§ Records for the task
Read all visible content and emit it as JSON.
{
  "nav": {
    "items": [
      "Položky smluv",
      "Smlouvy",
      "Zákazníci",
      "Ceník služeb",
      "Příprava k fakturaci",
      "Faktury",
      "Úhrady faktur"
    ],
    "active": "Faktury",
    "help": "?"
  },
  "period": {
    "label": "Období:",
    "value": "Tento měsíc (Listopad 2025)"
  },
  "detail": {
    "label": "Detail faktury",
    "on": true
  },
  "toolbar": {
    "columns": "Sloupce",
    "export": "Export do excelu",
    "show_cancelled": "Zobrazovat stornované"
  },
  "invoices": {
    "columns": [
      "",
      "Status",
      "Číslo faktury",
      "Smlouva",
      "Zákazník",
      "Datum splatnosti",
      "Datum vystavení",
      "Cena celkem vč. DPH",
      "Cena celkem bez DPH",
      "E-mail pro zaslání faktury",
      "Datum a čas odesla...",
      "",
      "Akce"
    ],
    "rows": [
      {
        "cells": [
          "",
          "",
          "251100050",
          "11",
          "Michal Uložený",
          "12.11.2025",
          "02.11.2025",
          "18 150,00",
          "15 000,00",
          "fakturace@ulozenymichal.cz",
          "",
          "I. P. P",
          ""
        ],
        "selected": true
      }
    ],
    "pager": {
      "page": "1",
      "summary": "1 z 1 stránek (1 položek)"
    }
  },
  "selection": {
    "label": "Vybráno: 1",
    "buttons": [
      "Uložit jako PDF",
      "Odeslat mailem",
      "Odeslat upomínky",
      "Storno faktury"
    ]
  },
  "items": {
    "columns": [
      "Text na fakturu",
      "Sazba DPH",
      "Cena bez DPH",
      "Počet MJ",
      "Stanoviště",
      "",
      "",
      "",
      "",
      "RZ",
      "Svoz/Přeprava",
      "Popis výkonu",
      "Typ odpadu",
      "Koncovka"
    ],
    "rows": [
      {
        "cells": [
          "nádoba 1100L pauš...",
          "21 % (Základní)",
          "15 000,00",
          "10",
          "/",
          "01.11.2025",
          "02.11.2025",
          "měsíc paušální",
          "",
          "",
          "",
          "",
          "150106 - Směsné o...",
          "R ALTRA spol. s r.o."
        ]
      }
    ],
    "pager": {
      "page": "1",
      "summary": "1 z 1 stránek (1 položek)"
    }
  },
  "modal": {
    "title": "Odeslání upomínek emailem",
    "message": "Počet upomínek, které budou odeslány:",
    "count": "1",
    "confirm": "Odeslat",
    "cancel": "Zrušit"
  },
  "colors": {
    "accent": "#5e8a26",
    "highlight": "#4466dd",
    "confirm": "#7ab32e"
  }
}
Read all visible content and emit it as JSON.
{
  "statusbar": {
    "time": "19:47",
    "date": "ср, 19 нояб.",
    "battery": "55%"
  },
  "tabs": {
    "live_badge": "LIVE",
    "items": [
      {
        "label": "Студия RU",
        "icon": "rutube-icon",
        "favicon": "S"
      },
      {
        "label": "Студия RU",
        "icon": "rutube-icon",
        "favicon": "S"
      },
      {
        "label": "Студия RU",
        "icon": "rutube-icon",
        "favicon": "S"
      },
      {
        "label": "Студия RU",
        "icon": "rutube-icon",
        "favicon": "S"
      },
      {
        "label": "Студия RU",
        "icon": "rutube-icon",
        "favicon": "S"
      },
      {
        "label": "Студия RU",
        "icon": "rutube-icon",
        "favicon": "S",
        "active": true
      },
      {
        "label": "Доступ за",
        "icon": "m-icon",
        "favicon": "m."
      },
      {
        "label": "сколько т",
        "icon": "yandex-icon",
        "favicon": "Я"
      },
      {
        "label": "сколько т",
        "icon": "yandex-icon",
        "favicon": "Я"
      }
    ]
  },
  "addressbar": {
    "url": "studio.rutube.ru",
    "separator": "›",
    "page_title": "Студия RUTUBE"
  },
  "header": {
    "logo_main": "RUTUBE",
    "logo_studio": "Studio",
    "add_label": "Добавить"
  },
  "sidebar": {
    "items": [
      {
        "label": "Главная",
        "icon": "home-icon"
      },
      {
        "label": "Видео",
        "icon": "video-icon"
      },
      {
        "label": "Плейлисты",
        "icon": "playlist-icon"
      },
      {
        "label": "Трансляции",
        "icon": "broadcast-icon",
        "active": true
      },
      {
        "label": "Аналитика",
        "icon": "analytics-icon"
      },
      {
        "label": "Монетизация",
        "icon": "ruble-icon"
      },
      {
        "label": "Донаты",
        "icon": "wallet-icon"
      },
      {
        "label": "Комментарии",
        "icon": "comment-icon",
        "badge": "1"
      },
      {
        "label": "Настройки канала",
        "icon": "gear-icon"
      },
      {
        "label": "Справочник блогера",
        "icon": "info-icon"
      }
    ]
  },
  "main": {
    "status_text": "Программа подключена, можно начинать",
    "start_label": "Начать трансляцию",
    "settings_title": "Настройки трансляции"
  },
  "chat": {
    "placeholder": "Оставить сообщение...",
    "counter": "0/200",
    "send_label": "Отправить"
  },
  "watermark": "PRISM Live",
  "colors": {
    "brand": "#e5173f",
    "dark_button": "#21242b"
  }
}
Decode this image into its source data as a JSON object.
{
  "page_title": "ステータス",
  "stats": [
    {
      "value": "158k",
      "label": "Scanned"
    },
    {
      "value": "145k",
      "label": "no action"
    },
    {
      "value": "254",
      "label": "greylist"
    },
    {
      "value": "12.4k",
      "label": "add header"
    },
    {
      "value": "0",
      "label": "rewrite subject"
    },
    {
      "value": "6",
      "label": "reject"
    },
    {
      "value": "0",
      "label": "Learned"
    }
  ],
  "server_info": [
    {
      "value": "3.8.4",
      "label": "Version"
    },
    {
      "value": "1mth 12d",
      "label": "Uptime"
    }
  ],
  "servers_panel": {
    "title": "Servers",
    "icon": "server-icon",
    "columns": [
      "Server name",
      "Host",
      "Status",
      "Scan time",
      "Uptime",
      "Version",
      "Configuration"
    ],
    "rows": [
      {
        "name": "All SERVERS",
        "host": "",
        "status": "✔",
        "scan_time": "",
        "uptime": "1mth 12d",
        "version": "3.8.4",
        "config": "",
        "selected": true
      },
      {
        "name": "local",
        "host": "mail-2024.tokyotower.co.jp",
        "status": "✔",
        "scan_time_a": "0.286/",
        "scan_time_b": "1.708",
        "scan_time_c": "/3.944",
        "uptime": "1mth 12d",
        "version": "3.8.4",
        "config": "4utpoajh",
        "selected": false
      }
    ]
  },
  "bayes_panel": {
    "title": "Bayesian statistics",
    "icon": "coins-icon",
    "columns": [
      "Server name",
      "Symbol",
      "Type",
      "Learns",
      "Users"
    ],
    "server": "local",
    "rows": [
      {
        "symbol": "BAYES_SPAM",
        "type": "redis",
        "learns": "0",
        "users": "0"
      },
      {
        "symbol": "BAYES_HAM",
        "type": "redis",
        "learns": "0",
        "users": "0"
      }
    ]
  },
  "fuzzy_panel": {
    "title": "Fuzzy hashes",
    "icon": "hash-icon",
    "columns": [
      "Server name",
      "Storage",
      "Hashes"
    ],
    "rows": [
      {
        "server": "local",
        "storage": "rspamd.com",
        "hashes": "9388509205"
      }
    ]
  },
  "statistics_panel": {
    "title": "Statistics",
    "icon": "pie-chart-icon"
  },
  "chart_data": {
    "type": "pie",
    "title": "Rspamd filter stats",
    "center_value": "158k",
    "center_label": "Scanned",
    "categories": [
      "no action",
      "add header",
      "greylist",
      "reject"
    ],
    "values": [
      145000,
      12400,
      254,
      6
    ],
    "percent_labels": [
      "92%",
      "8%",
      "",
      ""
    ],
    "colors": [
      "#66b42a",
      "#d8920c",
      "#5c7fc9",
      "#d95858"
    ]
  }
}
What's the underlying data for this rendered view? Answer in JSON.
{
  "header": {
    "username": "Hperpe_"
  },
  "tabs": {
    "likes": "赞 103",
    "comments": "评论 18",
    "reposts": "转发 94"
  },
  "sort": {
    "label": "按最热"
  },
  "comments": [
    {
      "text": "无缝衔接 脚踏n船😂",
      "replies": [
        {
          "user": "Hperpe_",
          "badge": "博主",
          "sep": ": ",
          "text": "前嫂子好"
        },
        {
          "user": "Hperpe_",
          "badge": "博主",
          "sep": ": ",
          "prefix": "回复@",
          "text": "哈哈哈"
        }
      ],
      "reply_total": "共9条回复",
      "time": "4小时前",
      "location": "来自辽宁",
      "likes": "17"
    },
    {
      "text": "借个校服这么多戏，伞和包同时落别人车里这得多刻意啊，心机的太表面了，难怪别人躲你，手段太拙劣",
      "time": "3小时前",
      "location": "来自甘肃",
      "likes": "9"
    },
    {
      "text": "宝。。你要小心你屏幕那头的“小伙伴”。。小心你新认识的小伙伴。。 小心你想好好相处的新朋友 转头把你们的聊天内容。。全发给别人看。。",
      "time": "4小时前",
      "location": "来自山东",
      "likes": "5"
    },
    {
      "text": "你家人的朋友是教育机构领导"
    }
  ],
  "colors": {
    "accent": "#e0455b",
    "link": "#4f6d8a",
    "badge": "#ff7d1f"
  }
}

§ Stated problem
Show each line in the entries that holds the string "location".

§ Final result
      "location": "来自辽宁",
      "location": "来自甘肃",
      "location": "来自山东",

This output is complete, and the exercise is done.